Nos cafés de São Paulo, nas rodas de conversa de Curitiba ou nas reuniões familiares no Sul, o tema continua a dominar as conversas entre descendentes de italianos no Brasil: a nova lei da cidadania italiana, aprovada definitivamente pelo Parlamento italiano na primavera europeia de 2025.
Entre dúvidas, esperanças e um certo sentimento de urgência, milhões de ítalo-brasileiros se perguntam: afinal, o que muda? E – sobretudo – o que pode ser feito para impedir as mudanças e recuperar a situação anterior?
Um dos grandes obstáculos para responder a essas perguntas é a complexidade jurídica da questão, difícil de compreender até mesmo para quem tem familiaridade com o mundo do Direito. Para entender melhor o cenário, vale recorrer à análise dos advogados Marco Zorzi e Ana Bonassi Machado, que vêm acompanhando de perto as transformações legislativas na Itália.
☆ ☆ ☆
• **PROBLEMAS E TAREFAS**:
**1)** Segundo o trecho sobre a nova lei da cidadania italiana, em que período essa lei foi aprovada definitivamente pelo Parlamento italiano?
**2)** Devolva, sem alterações, a parte do trecho sobre a lei da cidadania italiana que se abre com as palavras "Nos cafés de" e se fecha com "legislativas na Itália.".

• **DADOS ARMAZENADOS**:
☆ ☆ ☆
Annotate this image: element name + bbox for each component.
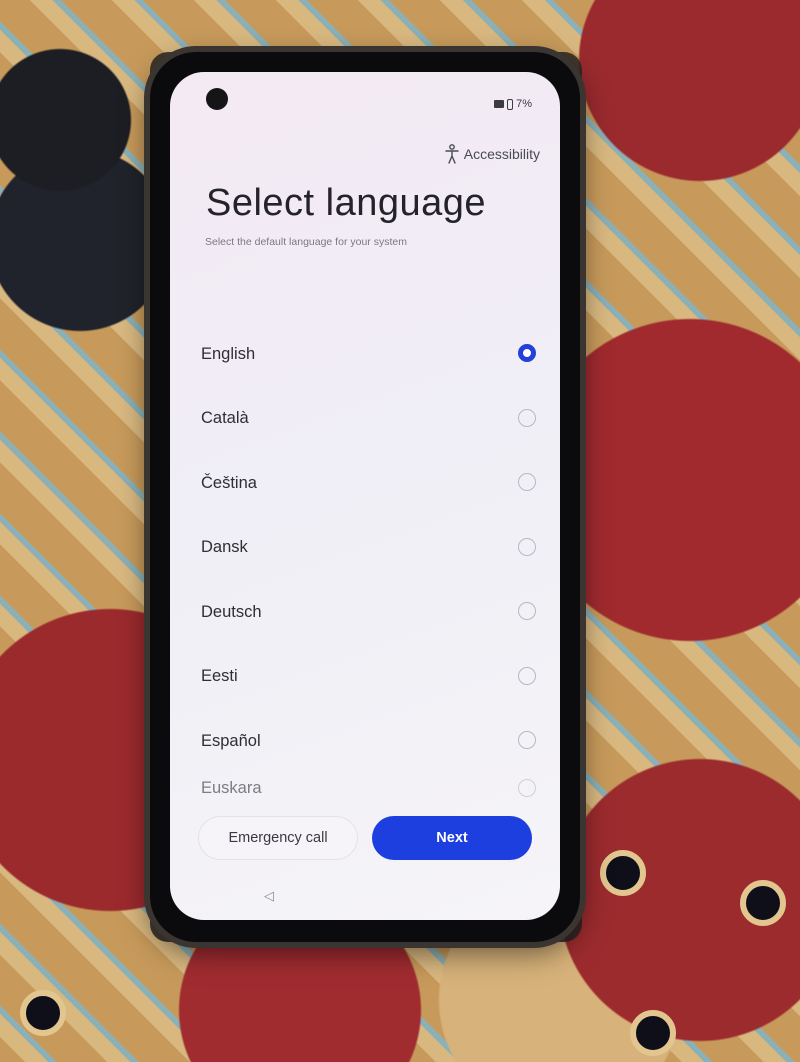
☆ ☆ ☆
• **RESPOSTAS ESCRITAS**:
**1)** Na primavera europeia de 2025.

**2)**
Nos cafés de São Paulo, nas rodas de conversa de Curitiba ou nas reuniões familiares no Sul, o tema continua a dominar as conversas entre descendentes de italianos no Brasil: a nova lei da cidadania italiana, aprovada definitivamente pelo Parlamento italiano na primavera europeia de 2025.
Entre dúvidas, esperanças e um certo sentimento de urgência, milhões de ítalo-brasileiros se perguntam: afinal, o que muda? E – sobretudo – o que pode ser feito para impedir as mudanças e recuperar a situação anterior?
Um dos grandes obstáculos para responder a essas perguntas é a complexidade jurídica da questão, difícil de compreender até mesmo para quem tem familiaridade com o mundo do Direito. Para entender melhor o cenário, vale recorrer à análise dos advogados Marco Zorzi e Ana Bonassi Machado, que vêm acompanhando de perto as transformações legislativas na Itália.